Aim of the task:
Pick up the documentary film text about Lil Wayne after its last sentence and carry it on.

Passage to read:
++++++

- Promotional poster for the movie
- Directed by: Adam Bhala Lough
- Produced by: Quincy Jones III Joshua Krause Jared Freedman
- Starring: Dwayne Michael Carter, Jr. Bryan Williams Cortez Bryant Reginae Carter
- Cinematography: Adam Bhala Lough
- Edited by: Andy Grieve
- Music by: Lil Wayne
- Distributed by: QD3 Entertainment
- Release date: November 17, 2009;
- Running time: 75 minutes
- Country: United States
- Language: English

= The Carter =

The Carter is a 2009 documentary film about the American hip hop recording artist Dwayne Michael Carter, Jr., better known as Lil Wayne. The film was directed by Adam Bhala Lough and produced by Joshua Krause and Quincy Jones III, and documents Lil Wayne in the period before and shortly after the release of his studio album, Tha Carter III, which achieved platinum status and critical acclaim, and sold one million copies in one week. After being shown at the Sundance Film Festival, it was subjected to a lawsuit by Carter to block distribution but eventually was released direct to DVD and iTunes, where it topped all movie charts. The film has since been banned from legal sale again but is widely bootlegged on the Internet. Despite having no formal release, it has been rated as one of the top 70 music documentaries of all time.

==Production==
While filming The Carter (between 2007 and 2008), the filmmakers conducted no interviews with Carter. As Quincy Jones III told MTV,
"With Wayne, he was like, 'I don't want to do anything that's really missionary. I want to give this a whole, new, fresh approach, so I don't necessarily want to do a formal sit-down interview.'"

The film was shot in a cinéma vérité style, with the production team following the artist during his tours, and conducting interviews with his manager and other associates. Lough said the film is about fame and the "artist's life".

Carter was filmed using marijuana and purple drank (soda laced with a prescription cough syrup) as recreational drugs. Lough also clearly showed the artist's strong work ethic which has enabled his high productivity, and said that Carter was always recording, whether on the road or not. He is devoted to the process and working all the time.

++++++

(Bounding box prediction data)
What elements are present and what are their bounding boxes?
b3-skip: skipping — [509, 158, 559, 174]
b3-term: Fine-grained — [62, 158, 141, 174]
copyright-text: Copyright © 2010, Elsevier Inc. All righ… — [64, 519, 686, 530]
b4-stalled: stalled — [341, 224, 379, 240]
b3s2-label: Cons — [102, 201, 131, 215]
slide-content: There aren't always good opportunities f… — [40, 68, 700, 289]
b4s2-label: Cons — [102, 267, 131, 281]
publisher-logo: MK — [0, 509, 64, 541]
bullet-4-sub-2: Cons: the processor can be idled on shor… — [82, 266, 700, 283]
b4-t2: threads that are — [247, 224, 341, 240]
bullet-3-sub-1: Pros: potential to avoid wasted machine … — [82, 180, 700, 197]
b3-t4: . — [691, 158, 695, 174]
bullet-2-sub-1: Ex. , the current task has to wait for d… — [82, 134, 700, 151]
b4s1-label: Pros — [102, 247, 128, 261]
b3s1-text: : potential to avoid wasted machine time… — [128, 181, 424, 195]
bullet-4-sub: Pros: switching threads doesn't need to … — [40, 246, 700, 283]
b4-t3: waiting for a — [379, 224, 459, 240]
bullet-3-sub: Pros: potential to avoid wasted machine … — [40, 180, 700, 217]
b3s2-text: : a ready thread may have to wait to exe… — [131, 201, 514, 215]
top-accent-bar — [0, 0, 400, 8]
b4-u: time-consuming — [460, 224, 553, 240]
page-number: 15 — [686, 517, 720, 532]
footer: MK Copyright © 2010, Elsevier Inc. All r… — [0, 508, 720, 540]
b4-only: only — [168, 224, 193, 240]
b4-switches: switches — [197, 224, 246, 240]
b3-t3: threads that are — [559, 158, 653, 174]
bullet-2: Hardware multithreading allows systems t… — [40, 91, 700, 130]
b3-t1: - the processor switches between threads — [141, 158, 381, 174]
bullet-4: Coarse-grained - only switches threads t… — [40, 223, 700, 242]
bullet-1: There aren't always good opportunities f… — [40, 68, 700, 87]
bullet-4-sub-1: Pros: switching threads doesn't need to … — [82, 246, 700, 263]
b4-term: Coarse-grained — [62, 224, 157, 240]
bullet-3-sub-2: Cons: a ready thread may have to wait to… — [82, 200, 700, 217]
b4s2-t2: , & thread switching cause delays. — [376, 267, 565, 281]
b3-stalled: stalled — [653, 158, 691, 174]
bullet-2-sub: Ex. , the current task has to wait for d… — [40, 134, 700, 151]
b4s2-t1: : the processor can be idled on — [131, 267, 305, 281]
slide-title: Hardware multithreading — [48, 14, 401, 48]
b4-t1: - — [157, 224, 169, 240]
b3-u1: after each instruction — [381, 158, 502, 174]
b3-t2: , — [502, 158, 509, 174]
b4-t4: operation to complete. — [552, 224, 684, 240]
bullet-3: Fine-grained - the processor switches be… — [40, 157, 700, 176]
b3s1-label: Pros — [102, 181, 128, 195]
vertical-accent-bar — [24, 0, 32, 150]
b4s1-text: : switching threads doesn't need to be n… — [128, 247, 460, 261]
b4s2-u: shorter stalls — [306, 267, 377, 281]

++++++

Response to the task:
==Distribution and lawsuit==
Although Carter was under contract to participate in the film, and Jones said he was "ecstatic" about the final cut, Carter later filed a lawsuit to prevent its distribution after the second screening at the 25th Sundance Film Festival in 2009. His lawsuit said that Carter was promised the final cut and wanted certain scenes removed that were still in at the Sundance screening. A judge threw out the $50 million lawsuit, and the film was released directly to DVD on November 17, 2009.

The independently distributed film topped iTunes movie charts in its first week of release.

The infamous Lil Wayne deposition video that went viral in 2012 was from a deposition about The Carter documentary with Quincy Jones III in attendance at a law office in Beverly Hills.

==Critical reception==
The film received favorable reviews. Jon Caramanica's review in The New York Times called it one of "the most revealing and provocative hip hop films" of all time, observing, "It’s a little like watching Nero fiddle just before Rome begins to burn." Brandon Perkins in the Huffington Post ranked it as "one of the top five greatest hip-hop documentaries of all time" and noted, "it's Lil Wayne's commitment to his art that truly resonates." Ben Westhoff wrote in The Guardian, "it is one of the best music documentaries I’ve ever seen." Complex, IndieWire, Rolling Stone, The Hollywood Reporter,XXL and "Screen Rant" have also included it on their lists of the greatest rock and hip hop films.